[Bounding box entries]
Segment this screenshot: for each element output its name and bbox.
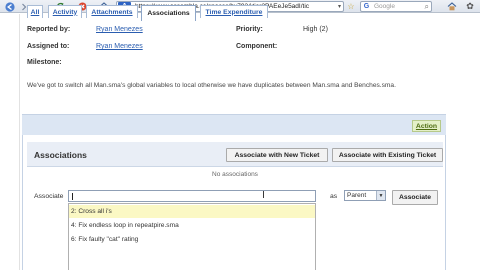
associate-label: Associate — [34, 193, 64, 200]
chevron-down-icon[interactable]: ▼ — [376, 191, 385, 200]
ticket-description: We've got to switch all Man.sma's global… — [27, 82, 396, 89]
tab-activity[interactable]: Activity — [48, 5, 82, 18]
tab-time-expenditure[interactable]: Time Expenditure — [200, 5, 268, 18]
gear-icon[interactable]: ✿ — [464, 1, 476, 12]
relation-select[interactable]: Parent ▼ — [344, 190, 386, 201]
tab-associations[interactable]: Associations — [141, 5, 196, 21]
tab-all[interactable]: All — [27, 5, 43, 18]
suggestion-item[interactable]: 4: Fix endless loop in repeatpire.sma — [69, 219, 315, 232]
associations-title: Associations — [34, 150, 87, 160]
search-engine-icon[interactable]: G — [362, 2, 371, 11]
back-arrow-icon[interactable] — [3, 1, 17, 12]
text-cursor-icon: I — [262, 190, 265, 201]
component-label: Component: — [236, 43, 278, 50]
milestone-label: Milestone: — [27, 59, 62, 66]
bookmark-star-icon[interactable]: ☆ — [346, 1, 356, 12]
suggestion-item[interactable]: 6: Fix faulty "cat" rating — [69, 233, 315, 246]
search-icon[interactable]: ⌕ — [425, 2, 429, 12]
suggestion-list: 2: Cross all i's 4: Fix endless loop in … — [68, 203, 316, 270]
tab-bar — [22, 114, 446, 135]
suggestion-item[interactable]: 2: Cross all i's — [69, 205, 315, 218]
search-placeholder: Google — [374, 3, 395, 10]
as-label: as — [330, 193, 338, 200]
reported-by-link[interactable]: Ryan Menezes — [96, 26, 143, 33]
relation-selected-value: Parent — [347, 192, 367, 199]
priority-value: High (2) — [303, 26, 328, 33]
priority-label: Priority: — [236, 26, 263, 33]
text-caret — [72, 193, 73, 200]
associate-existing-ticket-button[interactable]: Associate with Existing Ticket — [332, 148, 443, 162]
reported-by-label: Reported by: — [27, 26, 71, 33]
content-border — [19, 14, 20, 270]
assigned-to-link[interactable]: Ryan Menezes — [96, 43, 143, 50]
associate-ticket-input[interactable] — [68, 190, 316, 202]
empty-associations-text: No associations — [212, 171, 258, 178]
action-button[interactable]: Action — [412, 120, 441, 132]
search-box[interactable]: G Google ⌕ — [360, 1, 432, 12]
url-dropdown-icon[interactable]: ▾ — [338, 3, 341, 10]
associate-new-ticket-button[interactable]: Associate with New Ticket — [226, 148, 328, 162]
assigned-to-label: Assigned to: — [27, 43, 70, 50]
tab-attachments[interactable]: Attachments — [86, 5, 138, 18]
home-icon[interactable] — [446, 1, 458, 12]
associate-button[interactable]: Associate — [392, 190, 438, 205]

**What you need to do**
Edit the records above by replacing every "suggestion-item" with "suggestion-entry" and changing nothing else. Omit the pictures from your output.

**Written response**
Segment this screenshot: for each element output its name and bbox.
associate-label: Associate — [34, 193, 64, 200]
chevron-down-icon[interactable]: ▼ — [376, 191, 385, 200]
ticket-description: We've got to switch all Man.sma's global… — [27, 82, 396, 89]
tab-activity[interactable]: Activity — [48, 5, 82, 18]
tab-time-expenditure[interactable]: Time Expenditure — [200, 5, 268, 18]
gear-icon[interactable]: ✿ — [464, 1, 476, 12]
relation-select[interactable]: Parent ▼ — [344, 190, 386, 201]
tab-associations[interactable]: Associations — [141, 5, 196, 21]
tab-all[interactable]: All — [27, 5, 43, 18]
suggestion-entry[interactable]: 4: Fix endless loop in repeatpire.sma — [69, 219, 315, 232]
associations-title: Associations — [34, 150, 87, 160]
search-engine-icon[interactable]: G — [362, 2, 371, 11]
back-arrow-icon[interactable] — [3, 1, 17, 12]
text-cursor-icon: I — [262, 190, 265, 201]
component-label: Component: — [236, 43, 278, 50]
milestone-label: Milestone: — [27, 59, 62, 66]
bookmark-star-icon[interactable]: ☆ — [346, 1, 356, 12]
suggestion-entry[interactable]: 6: Fix faulty "cat" rating — [69, 233, 315, 246]
search-icon[interactable]: ⌕ — [425, 2, 429, 12]
suggestion-list: 2: Cross all i's 4: Fix endless loop in … — [68, 203, 316, 270]
tab-bar — [22, 114, 446, 135]
suggestion-entry[interactable]: 2: Cross all i's — [69, 205, 315, 218]
search-placeholder: Google — [374, 3, 395, 10]
as-label: as — [330, 193, 338, 200]
reported-by-link[interactable]: Ryan Menezes — [96, 26, 143, 33]
relation-selected-value: Parent — [347, 192, 367, 199]
priority-value: High (2) — [303, 26, 328, 33]
priority-label: Priority: — [236, 26, 263, 33]
text-caret — [72, 193, 73, 200]
associate-existing-ticket-button[interactable]: Associate with Existing Ticket — [332, 148, 443, 162]
reported-by-label: Reported by: — [27, 26, 71, 33]
content-border — [19, 14, 20, 270]
assigned-to-link[interactable]: Ryan Menezes — [96, 43, 143, 50]
associate-ticket-input[interactable] — [68, 190, 316, 202]
empty-associations-text: No associations — [212, 171, 258, 178]
action-button[interactable]: Action — [412, 120, 441, 132]
search-box[interactable]: G Google ⌕ — [360, 1, 432, 12]
url-dropdown-icon[interactable]: ▾ — [338, 3, 341, 10]
associate-new-ticket-button[interactable]: Associate with New Ticket — [226, 148, 328, 162]
assigned-to-label: Assigned to: — [27, 43, 70, 50]
tab-attachments[interactable]: Attachments — [86, 5, 138, 18]
home-icon[interactable] — [446, 1, 458, 12]
associate-button[interactable]: Associate — [392, 190, 438, 205]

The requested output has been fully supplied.